• **DATA SUPPLIED**:
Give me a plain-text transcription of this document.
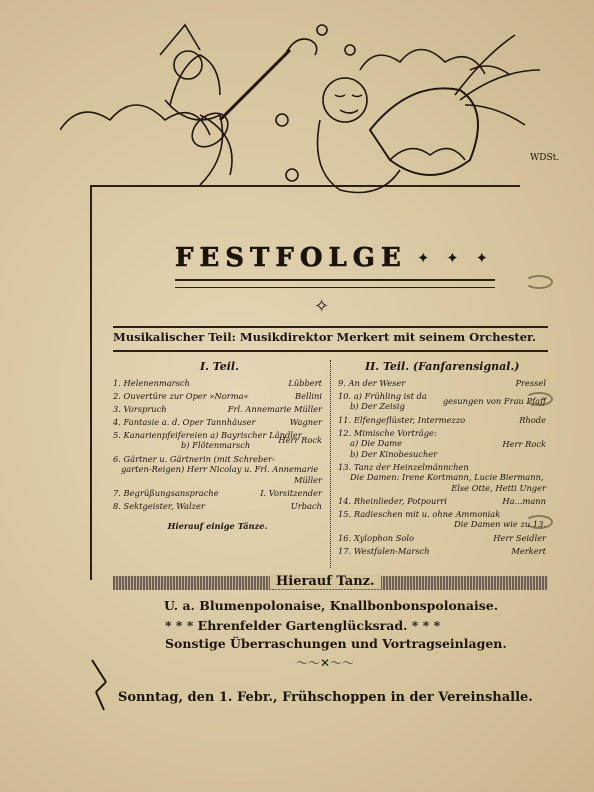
WDSt.
FESTFOLGE ✦ ✦ ✦
✧
Musikalischer Teil: Musikdirektor Merkert mit seinem Orchester.
I. Teil.
1. Helenenmarsch	Lübbert
2. Ouvertüre zur Oper »Norma«	Bellini
3. Vorspruch	Frl. Annemarie Müller
4. Fantasie a. d. Oper Tannhäuser	Wagner
5. Kanarienpfeifereien a) Bayrischer Ländler
b) Flötenmarsch
Herr Rock
6. Gärtner u. Gärtnerin (mit Schreber-
garten-Reigen) Herr Nicolay u. Frl. Annemarie
Müller
7. Begrüßungsansprache	I. Vorsitzender
8. Sektgeister, Walzer	Urbach
Hierauf einige Tänze.
II. Teil. (Fanfarensignal.)
9. An der Weser	Pressel
10. a) Frühling ist da
b) Der Zeisig
gesungen von Frau Pfaff
11. Elfengeflüster, Intermezzo	Rhode
12. Mimische Vorträge:
a) Die Dame
b) Der Kinobesucher
Herr Rock
13. Tanz der Heinzelmännchen
Die Damen: Irene Kortmann, Lucie Biermann,
Else Otte, Hetti Unger
14. Rheinlieder, Potpourri	Ha...mann
15. Radieschen mit u. ohne Ammoniak
Die Damen wie zu 13.
16. Xylophon Solo	Herr Seidler
17. Westfalen-Marsch	Merkert
Hierauf Tanz.
U. a. Blumenpolonaise, Knallbonbonspolonaise.
* * * Ehrenfelder Gartenglücksrad. * * *
Sonstige Überraschungen und Vortragseinlagen.
～～✕～～
Sonntag, den 1. Febr., Frühschoppen in der Vereinshalle.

• **WRITTEN EXERCISE**:
Your copy should repeat each entry above exactly but contain no pictures.

• **THE ANSWER**:
Give me a plain-text transcription of this document.
WDSt.
FESTFOLGE ✦ ✦ ✦
✧
Musikalischer Teil: Musikdirektor Merkert mit seinem Orchester.
I. Teil.
1. Helenenmarsch	Lübbert
2. Ouvertüre zur Oper »Norma«	Bellini
3. Vorspruch	Frl. Annemarie Müller
4. Fantasie a. d. Oper Tannhäuser	Wagner
5. Kanarienpfeifereien a) Bayrischer Ländler
b) Flötenmarsch
Herr Rock
6. Gärtner u. Gärtnerin (mit Schreber-
garten-Reigen) Herr Nicolay u. Frl. Annemarie
Müller
7. Begrüßungsansprache	I. Vorsitzender
8. Sektgeister, Walzer	Urbach
Hierauf einige Tänze.
II. Teil. (Fanfarensignal.)
9. An der Weser	Pressel
10. a) Frühling ist da
b) Der Zeisig
gesungen von Frau Pfaff
11. Elfengeflüster, Intermezzo	Rhode
12. Mimische Vorträge:
a) Die Dame
b) Der Kinobesucher
Herr Rock
13. Tanz der Heinzelmännchen
Die Damen: Irene Kortmann, Lucie Biermann,
Else Otte, Hetti Unger
14. Rheinlieder, Potpourri	Ha...mann
15. Radieschen mit u. ohne Ammoniak
Die Damen wie zu 13.
16. Xylophon Solo	Herr Seidler
17. Westfalen-Marsch	Merkert
Hierauf Tanz.
U. a. Blumenpolonaise, Knallbonbonspolonaise.
* * * Ehrenfelder Gartenglücksrad. * * *
Sonstige Überraschungen und Vortragseinlagen.
～～✕～～
Sonntag, den 1. Febr., Frühschoppen in der Vereinshalle.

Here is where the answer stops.